┌──
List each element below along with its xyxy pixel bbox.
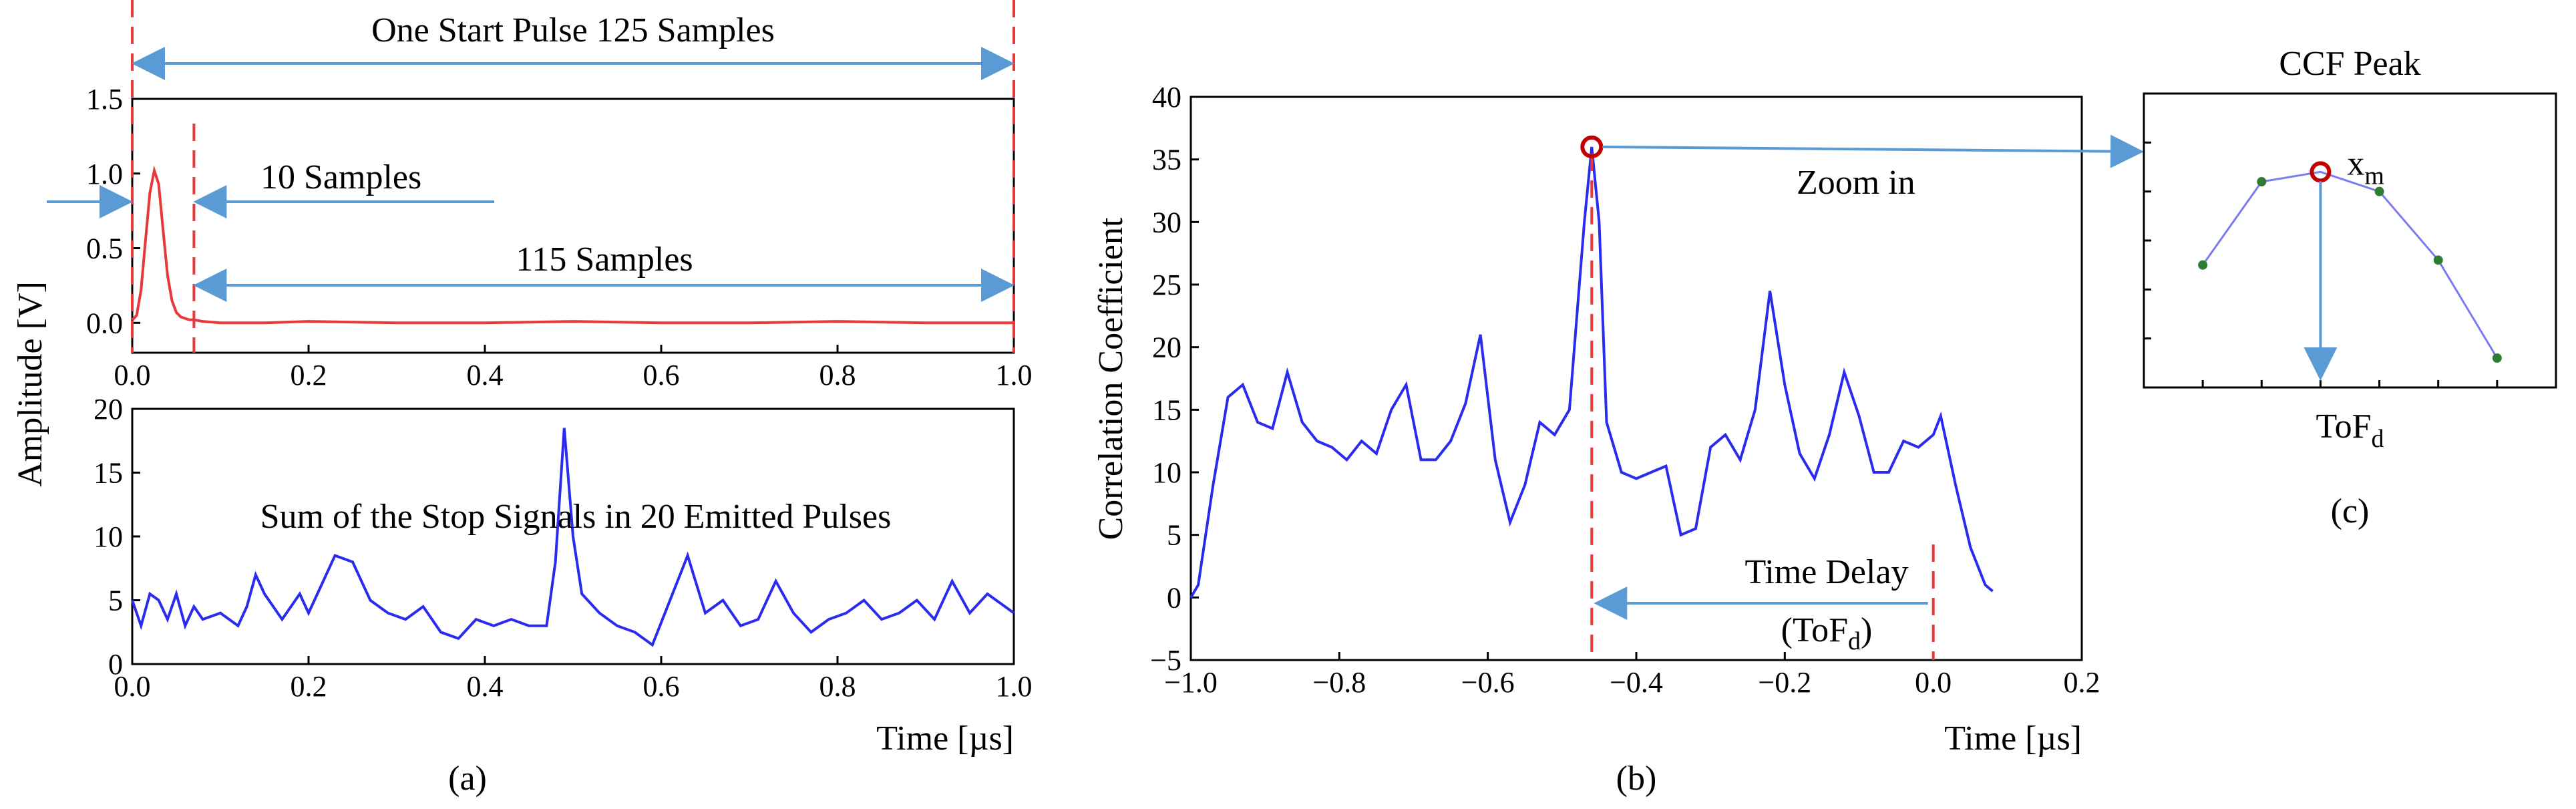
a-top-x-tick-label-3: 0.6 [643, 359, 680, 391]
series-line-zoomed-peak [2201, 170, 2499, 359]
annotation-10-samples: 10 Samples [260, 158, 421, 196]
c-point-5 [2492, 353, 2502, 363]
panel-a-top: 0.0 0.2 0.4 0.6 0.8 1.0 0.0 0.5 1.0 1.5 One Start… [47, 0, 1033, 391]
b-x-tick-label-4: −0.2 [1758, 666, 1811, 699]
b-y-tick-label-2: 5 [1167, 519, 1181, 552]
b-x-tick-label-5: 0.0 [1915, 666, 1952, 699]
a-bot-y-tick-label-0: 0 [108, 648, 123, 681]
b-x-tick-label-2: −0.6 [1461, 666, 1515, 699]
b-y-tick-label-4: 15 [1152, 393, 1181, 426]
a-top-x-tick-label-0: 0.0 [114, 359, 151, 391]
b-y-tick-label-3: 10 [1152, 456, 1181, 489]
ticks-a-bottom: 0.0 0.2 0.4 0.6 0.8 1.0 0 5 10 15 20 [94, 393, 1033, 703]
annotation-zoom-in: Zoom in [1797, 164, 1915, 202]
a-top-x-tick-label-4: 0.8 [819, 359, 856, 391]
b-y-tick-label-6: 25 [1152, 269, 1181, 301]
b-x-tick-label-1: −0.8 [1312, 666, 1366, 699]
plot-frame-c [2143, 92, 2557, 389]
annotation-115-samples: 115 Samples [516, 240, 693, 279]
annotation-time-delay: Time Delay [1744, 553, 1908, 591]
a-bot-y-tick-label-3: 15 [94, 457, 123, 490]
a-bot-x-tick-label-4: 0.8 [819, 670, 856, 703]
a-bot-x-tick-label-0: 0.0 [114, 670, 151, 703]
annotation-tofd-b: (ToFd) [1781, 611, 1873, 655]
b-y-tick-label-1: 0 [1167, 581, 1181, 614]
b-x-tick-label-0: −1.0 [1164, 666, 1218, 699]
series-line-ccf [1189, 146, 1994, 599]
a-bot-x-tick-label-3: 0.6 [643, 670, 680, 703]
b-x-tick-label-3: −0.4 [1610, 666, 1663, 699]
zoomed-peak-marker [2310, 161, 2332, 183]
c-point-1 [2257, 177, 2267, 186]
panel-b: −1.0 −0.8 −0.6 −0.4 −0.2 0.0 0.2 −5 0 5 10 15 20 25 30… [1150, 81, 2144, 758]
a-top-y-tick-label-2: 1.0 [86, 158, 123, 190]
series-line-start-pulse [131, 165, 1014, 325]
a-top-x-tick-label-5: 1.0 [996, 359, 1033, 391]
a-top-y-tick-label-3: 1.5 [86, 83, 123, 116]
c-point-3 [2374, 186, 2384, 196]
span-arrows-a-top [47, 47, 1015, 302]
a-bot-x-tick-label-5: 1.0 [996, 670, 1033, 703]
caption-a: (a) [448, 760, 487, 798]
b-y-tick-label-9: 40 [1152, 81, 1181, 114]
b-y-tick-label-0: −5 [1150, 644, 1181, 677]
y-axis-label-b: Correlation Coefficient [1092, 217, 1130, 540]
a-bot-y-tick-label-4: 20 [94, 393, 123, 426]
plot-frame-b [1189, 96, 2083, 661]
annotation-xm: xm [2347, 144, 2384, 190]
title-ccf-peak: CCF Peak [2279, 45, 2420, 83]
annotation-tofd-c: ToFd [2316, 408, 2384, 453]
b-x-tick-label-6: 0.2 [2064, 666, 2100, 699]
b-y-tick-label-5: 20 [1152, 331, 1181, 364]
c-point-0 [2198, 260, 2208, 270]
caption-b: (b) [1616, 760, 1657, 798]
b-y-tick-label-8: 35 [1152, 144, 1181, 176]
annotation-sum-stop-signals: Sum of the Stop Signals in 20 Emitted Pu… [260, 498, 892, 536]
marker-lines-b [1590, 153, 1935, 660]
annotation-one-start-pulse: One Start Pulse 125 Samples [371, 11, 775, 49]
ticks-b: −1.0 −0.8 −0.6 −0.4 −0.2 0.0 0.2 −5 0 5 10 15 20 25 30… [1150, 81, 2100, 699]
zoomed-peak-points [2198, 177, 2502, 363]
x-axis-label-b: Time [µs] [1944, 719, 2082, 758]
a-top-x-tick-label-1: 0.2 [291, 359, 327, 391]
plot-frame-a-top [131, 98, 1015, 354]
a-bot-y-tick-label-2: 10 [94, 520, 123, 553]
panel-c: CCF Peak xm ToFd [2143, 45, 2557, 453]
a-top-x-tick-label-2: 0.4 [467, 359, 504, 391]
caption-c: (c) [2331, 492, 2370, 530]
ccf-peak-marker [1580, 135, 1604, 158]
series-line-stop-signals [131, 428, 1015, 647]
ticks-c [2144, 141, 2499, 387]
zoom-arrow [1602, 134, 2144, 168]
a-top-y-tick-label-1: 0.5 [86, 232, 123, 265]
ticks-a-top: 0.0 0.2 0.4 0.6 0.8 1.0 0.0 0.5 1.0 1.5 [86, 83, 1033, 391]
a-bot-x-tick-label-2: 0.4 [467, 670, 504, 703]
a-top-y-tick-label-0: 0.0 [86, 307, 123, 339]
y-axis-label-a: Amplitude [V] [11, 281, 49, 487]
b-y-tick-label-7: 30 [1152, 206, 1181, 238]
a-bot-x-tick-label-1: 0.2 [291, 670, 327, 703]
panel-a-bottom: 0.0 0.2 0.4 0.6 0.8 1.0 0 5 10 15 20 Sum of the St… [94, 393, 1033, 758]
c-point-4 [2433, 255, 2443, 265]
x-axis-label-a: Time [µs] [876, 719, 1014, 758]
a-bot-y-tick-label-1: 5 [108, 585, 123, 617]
└──
┌──
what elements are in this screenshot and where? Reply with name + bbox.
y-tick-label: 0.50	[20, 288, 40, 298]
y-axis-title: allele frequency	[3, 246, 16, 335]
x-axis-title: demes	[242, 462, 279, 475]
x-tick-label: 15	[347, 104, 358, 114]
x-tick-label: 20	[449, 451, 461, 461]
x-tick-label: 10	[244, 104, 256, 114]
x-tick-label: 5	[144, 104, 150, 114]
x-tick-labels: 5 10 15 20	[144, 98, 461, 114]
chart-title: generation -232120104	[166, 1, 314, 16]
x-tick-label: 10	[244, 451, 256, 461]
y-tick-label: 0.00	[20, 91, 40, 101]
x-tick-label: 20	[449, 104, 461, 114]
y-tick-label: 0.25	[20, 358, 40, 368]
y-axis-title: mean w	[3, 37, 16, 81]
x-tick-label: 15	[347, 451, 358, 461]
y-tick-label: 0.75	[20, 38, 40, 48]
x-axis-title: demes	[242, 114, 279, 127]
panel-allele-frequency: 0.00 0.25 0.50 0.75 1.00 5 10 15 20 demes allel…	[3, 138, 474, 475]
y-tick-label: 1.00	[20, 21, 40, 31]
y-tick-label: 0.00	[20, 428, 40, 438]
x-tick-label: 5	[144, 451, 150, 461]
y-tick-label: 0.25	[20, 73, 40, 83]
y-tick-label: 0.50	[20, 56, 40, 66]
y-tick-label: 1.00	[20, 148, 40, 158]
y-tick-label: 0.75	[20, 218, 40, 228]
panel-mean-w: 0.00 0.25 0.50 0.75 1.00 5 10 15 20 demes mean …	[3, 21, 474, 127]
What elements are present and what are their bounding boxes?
└──
Task goal >>
Reproduce verbatim the lines of the material above, from the line containing "a-top-x-tick-label-3: 0.6 [643, 359, 680, 391]" through the line containing "a-top-x-tick-label-4: 0.8 [819, 359, 856, 391]", and output nothing else.

Final result >>
a-top-x-tick-label-3: 0.6 [643, 359, 680, 391]
series-line-zoomed-peak [2201, 170, 2499, 359]
annotation-10-samples: 10 Samples [260, 158, 421, 196]
c-point-5 [2492, 353, 2502, 363]
panel-a-top: 0.0 0.2 0.4 0.6 0.8 1.0 0.0 0.5 1.0 1.5 One Start… [47, 0, 1033, 391]
b-x-tick-label-4: −0.2 [1758, 666, 1811, 699]
b-y-tick-label-2: 5 [1167, 519, 1181, 552]
b-x-tick-label-5: 0.0 [1915, 666, 1952, 699]
a-bot-y-tick-label-0: 0 [108, 648, 123, 681]
b-x-tick-label-2: −0.6 [1461, 666, 1515, 699]
b-y-tick-label-4: 15 [1152, 393, 1181, 426]
a-top-x-tick-label-0: 0.0 [114, 359, 151, 391]
b-y-tick-label-3: 10 [1152, 456, 1181, 489]
ticks-a-bottom: 0.0 0.2 0.4 0.6 0.8 1.0 0 5 10 15 20 [94, 393, 1033, 703]
annotation-zoom-in: Zoom in [1797, 164, 1915, 202]
a-top-x-tick-label-4: 0.8 [819, 359, 856, 391]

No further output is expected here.